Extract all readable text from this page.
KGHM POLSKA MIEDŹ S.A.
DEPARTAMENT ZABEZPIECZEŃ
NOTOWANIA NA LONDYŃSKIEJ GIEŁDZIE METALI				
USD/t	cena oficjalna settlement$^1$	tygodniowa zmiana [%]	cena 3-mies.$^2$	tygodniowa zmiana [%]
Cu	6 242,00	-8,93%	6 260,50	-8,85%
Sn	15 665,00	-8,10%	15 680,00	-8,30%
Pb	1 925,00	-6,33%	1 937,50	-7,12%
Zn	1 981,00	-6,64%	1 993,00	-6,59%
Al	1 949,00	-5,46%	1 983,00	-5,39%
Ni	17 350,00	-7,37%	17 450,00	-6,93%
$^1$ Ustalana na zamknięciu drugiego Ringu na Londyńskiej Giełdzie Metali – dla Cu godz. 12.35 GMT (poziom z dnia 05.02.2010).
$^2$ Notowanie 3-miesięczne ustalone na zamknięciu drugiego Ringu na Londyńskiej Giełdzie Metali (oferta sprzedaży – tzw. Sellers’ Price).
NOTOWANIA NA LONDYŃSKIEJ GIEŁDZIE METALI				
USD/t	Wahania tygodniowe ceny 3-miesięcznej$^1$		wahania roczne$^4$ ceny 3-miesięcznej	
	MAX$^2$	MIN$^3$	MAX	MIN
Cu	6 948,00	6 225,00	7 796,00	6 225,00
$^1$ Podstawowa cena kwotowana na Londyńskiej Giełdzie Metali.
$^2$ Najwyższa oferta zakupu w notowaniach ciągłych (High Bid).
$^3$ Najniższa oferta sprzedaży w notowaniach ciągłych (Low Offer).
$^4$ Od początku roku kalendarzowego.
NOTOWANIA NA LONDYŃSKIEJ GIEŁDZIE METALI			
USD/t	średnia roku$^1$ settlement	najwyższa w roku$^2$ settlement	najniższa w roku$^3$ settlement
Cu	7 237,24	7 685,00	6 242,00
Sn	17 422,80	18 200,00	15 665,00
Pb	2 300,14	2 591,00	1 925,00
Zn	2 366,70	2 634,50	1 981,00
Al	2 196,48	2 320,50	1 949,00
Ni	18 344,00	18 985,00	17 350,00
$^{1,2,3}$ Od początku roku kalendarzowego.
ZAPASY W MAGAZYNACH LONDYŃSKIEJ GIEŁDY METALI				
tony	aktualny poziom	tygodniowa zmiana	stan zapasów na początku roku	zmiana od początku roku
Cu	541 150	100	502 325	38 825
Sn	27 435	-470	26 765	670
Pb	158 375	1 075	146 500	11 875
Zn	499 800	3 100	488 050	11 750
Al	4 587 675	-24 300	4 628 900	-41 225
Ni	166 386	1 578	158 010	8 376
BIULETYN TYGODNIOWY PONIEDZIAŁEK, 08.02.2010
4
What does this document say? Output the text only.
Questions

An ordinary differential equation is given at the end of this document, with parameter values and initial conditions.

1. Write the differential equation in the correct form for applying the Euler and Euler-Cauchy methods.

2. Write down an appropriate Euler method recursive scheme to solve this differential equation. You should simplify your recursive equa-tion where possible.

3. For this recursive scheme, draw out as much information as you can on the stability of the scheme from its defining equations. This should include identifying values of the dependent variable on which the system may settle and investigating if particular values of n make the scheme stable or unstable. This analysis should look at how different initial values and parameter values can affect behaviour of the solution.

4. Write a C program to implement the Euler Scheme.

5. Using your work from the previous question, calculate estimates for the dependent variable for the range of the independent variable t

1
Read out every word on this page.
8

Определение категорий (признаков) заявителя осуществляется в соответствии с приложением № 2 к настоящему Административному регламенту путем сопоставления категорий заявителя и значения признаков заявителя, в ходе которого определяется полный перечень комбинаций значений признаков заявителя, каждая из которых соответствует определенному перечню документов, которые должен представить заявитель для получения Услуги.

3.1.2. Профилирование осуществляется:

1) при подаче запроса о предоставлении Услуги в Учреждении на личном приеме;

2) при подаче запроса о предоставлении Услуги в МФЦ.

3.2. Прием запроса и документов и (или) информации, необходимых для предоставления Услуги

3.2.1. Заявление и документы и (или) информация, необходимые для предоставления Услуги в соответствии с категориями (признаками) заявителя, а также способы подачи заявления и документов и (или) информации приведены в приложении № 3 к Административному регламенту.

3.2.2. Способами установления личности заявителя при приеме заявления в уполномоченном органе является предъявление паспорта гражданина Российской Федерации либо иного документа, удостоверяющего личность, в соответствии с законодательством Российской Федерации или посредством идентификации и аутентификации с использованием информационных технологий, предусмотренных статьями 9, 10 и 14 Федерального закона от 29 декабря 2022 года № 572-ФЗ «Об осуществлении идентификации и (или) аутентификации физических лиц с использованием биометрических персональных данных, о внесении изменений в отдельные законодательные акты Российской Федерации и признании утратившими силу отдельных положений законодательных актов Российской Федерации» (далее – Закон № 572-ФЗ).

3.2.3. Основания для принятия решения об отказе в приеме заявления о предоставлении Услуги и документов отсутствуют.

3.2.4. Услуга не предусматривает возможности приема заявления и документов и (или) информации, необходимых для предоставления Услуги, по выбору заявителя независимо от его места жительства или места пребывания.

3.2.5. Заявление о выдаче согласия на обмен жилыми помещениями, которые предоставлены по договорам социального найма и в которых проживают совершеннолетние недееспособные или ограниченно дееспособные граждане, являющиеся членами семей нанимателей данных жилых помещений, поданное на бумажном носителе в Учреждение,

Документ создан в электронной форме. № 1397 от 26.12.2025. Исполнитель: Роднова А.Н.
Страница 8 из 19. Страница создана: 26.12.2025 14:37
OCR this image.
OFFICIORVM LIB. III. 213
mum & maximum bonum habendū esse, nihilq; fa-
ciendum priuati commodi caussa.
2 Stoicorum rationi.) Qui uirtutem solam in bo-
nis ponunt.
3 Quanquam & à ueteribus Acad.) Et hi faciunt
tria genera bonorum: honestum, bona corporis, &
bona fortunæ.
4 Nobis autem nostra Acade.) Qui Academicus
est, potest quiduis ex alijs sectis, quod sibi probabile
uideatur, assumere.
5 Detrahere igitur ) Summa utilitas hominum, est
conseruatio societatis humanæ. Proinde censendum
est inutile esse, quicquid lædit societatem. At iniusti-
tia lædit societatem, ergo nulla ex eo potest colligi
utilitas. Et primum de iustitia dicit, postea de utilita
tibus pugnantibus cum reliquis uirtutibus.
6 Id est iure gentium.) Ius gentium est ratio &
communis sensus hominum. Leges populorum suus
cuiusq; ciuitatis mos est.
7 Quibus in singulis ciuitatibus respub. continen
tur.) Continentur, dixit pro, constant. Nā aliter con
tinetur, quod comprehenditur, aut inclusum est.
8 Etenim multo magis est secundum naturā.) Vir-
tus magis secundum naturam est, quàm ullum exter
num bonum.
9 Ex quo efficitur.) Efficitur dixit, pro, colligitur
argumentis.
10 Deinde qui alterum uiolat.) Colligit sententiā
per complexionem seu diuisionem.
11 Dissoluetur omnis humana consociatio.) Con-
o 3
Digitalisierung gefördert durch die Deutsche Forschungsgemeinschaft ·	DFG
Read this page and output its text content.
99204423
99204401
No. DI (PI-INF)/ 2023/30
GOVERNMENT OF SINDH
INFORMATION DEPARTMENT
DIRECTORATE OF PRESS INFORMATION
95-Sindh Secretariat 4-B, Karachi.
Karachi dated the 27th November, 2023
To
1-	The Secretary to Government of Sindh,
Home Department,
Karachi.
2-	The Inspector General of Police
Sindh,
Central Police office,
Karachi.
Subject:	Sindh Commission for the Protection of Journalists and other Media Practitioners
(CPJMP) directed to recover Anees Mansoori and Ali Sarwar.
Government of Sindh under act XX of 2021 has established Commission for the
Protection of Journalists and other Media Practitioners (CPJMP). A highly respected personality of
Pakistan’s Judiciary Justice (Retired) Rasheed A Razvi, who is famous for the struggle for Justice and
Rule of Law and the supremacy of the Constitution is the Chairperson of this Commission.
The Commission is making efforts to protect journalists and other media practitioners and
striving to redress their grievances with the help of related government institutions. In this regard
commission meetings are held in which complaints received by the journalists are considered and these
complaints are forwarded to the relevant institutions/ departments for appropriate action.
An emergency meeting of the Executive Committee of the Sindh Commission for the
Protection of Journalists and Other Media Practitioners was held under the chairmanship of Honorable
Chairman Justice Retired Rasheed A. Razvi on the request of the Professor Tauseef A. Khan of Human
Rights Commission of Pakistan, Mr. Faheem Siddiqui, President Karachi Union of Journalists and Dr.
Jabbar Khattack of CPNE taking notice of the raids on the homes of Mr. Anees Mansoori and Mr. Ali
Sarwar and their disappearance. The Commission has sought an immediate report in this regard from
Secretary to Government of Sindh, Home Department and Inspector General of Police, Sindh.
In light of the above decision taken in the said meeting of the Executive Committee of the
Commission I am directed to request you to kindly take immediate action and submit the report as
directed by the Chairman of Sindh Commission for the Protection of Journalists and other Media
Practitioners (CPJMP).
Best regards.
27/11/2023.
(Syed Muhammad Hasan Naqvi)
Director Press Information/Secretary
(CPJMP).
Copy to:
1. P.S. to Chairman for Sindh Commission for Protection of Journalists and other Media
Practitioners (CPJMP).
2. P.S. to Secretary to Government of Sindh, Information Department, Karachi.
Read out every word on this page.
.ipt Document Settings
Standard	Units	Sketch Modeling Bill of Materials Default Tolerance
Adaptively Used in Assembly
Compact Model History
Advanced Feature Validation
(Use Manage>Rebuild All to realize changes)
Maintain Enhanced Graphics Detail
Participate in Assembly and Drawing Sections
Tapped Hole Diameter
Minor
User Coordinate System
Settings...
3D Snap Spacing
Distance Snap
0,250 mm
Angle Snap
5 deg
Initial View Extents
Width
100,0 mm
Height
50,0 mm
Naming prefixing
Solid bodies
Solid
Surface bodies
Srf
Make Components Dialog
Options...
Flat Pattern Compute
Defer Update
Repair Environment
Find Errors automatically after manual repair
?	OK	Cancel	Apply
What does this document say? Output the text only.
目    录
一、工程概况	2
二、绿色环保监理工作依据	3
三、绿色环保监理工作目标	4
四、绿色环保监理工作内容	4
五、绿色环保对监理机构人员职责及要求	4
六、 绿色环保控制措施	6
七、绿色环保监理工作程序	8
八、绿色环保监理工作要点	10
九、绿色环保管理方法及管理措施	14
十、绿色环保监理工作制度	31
────────────────
• [What you have to do]:
Count every line bearing the word "tygodniowa"; report the total only.

• [Correct answer]:
2